>> START INFORMATION SUPPLIED

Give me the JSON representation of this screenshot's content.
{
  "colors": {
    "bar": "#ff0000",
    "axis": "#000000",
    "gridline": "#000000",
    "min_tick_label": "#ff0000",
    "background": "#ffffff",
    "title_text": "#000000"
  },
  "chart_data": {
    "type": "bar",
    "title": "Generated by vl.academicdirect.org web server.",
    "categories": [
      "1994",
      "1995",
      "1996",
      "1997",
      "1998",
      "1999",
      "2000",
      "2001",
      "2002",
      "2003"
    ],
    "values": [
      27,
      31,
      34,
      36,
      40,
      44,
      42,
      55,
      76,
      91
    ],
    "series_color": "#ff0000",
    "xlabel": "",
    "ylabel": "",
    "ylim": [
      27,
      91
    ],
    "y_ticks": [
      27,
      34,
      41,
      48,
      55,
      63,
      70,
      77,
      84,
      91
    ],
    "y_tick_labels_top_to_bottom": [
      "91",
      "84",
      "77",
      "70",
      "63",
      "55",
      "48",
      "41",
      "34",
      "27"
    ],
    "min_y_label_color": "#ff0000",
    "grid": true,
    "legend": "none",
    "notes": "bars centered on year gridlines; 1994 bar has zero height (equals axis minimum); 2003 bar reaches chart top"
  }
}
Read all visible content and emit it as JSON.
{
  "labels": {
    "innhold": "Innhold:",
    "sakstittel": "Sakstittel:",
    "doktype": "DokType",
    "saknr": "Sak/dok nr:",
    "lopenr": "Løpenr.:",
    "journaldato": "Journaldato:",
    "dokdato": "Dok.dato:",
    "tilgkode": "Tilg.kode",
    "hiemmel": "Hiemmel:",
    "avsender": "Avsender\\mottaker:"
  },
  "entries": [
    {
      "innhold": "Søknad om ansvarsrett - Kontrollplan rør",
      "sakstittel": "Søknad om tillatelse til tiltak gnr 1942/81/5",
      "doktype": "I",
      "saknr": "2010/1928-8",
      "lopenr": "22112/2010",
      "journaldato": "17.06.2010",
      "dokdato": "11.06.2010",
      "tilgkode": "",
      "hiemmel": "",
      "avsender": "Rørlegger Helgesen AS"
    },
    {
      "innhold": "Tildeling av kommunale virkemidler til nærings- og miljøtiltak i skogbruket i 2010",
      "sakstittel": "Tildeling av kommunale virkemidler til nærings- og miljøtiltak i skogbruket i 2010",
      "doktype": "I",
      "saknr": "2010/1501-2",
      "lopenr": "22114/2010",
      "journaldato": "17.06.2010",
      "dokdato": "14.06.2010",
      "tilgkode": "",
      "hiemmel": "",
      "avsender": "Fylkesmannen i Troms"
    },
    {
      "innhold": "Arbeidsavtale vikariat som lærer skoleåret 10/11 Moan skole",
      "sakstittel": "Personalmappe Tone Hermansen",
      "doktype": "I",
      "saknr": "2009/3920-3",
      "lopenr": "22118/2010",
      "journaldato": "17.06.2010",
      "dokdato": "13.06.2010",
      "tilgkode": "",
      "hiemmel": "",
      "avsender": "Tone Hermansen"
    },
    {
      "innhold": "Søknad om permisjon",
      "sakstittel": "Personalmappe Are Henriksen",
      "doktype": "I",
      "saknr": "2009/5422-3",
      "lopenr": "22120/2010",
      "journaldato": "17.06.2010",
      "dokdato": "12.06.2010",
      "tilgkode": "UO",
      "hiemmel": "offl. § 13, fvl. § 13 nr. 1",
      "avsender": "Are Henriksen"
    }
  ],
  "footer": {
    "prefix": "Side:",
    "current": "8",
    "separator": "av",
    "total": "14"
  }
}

>> END INFORMATION SUPPLIED

**WHAT NEEDS TO BE DONE:**
Pull every line containing "Hermansen" from the material above.

**THE OUTPUT:**
      "sakstittel": "Personalmappe Tone Hermansen",
      "avsender": "Tone Hermansen"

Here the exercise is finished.